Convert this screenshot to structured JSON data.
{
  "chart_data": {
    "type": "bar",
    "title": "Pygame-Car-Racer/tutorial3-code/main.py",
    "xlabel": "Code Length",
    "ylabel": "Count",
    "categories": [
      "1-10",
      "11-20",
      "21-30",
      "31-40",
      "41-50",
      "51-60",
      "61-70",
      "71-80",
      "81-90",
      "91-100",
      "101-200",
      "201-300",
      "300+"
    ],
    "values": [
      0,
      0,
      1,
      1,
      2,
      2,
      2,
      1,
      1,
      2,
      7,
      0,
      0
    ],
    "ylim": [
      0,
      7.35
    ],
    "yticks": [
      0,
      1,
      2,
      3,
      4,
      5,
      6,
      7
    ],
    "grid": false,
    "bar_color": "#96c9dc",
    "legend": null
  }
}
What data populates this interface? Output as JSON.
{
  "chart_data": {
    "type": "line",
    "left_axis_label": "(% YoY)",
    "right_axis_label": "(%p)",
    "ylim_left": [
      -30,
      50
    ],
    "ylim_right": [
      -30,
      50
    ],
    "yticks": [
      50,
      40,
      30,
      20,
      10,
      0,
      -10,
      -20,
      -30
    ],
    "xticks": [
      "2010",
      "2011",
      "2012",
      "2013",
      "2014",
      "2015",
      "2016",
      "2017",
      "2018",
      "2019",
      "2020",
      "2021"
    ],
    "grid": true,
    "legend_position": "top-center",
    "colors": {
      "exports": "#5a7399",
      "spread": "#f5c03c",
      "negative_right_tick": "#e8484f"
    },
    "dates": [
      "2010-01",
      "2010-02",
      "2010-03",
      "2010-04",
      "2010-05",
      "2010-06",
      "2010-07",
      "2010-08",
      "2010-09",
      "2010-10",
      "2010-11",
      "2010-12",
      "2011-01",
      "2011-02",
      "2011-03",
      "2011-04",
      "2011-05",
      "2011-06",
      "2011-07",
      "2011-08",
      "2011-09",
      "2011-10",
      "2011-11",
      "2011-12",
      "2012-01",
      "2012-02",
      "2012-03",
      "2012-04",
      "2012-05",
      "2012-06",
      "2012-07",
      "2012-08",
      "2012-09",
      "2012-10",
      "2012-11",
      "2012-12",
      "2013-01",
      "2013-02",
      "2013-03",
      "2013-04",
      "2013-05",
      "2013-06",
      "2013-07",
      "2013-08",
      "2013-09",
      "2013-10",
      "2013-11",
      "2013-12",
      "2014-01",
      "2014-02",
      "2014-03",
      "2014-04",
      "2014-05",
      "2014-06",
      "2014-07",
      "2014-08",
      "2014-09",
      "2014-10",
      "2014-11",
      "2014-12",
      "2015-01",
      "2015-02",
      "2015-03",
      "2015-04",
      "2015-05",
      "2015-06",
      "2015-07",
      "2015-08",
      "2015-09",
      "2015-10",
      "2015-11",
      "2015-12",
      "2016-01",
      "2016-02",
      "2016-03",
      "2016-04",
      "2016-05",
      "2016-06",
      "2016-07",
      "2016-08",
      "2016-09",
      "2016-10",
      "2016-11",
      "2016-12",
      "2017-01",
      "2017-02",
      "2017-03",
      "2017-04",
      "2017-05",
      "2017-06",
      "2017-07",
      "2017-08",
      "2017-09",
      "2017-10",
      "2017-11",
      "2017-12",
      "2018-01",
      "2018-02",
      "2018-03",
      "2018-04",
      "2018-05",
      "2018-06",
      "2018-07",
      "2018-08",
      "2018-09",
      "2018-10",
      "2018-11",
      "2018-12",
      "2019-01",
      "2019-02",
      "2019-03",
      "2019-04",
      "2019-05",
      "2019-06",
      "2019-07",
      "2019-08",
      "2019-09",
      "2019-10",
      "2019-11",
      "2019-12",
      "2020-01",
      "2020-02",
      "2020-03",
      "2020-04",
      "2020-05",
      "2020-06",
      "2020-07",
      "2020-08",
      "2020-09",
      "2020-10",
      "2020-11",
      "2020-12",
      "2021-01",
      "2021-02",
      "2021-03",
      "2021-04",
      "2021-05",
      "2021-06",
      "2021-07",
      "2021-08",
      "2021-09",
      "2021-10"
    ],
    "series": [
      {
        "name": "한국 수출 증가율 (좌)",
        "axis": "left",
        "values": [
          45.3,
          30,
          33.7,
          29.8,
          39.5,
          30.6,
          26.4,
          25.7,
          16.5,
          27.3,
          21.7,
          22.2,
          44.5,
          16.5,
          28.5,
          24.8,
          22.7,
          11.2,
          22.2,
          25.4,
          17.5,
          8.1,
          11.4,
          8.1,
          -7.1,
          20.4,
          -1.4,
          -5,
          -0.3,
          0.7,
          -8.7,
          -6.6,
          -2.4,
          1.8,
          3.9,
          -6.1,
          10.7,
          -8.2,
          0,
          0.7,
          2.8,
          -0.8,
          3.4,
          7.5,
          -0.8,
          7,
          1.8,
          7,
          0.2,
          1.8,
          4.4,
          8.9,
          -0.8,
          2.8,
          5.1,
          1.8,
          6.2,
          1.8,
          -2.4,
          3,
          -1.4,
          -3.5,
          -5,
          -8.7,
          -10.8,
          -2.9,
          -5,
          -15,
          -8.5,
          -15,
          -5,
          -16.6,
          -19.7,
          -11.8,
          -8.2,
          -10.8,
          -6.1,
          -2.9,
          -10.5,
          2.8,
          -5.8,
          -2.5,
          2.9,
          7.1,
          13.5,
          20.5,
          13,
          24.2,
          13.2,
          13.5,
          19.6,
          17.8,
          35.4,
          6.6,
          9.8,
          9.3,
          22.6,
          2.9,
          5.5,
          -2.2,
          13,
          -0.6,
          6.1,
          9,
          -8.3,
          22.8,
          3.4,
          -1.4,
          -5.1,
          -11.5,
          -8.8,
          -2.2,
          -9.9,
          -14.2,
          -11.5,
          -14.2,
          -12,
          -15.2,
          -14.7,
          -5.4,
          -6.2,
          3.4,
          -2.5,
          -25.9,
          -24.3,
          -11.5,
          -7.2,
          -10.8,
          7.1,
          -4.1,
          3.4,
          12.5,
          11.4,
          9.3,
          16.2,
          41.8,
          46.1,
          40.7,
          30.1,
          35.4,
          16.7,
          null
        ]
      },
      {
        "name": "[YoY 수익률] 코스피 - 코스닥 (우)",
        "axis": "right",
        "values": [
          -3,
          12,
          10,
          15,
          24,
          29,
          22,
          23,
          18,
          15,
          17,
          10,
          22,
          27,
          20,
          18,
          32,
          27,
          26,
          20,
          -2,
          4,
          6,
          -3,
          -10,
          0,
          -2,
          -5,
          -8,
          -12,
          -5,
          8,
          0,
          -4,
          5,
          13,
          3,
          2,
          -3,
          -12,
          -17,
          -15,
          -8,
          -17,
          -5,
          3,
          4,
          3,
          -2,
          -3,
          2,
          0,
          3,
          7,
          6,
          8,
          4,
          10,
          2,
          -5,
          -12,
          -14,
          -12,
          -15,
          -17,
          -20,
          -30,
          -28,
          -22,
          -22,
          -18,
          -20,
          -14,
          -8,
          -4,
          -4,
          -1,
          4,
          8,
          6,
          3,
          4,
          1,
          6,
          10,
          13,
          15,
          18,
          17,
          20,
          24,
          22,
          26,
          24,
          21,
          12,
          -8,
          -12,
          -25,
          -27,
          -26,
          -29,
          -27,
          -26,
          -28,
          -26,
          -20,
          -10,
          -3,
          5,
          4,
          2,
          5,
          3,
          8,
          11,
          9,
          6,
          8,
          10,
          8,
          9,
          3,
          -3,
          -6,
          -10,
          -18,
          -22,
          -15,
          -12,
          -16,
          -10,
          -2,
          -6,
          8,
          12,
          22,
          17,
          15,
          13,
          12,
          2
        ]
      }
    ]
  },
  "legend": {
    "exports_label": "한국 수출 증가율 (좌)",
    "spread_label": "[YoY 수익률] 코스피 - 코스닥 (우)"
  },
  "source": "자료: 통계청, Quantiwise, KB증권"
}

==============================

▸ **DIRECTIVE**
Search the data above for the word "JSON", then gather each line in which it appears.

▸ **ANSWER**
Convert this screenshot to structured JSON data.
What data populates this interface? Output as JSON.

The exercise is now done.